*Data for this task*
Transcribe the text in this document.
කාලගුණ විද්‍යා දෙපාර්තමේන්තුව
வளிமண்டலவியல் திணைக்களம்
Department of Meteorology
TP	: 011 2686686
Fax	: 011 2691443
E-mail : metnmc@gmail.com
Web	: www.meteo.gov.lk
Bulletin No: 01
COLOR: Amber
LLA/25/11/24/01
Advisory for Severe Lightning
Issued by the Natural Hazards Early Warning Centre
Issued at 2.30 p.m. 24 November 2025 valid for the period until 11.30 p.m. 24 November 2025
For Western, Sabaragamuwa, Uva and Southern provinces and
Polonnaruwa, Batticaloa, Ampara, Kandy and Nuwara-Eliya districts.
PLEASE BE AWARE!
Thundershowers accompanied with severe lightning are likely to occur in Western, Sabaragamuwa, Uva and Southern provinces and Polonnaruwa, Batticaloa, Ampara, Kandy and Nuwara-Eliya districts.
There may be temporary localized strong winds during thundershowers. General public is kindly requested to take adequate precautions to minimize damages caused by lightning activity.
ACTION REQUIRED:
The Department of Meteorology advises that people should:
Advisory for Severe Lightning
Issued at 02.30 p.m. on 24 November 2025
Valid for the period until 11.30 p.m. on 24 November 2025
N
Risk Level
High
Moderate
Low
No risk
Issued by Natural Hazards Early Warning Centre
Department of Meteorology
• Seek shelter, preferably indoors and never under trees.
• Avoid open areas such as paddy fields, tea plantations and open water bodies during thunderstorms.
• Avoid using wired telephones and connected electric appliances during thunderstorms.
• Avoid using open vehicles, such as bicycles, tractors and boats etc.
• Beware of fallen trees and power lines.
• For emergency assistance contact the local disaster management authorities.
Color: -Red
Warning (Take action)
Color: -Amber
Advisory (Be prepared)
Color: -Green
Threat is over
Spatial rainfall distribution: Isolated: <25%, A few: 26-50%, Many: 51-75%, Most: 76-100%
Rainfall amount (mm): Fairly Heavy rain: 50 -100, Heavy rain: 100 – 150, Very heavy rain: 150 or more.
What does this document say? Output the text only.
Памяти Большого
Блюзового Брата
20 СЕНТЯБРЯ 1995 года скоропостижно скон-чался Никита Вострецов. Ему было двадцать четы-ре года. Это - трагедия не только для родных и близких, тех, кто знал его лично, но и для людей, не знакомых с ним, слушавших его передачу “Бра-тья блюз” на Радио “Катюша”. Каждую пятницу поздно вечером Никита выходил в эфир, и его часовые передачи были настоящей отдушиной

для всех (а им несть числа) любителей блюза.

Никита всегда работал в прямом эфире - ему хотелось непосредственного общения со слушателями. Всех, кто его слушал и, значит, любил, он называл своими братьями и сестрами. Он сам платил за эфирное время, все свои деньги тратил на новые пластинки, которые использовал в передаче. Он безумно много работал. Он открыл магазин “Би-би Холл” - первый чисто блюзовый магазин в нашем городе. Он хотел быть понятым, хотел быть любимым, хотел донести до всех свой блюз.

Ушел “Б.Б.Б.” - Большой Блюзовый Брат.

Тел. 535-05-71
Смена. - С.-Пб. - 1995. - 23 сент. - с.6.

*Goal*
List all lines where "Issued" occurs.

*Solved problem*
Issued by the Natural Hazards Early Warning Centre
Issued at 2.30 p.m. 24 November 2025 valid for the period until 11.30 p.m. 24 November 2025
Issued at 02.30 p.m. on 24 November 2025
Issued by Natural Hazards Early Warning Centre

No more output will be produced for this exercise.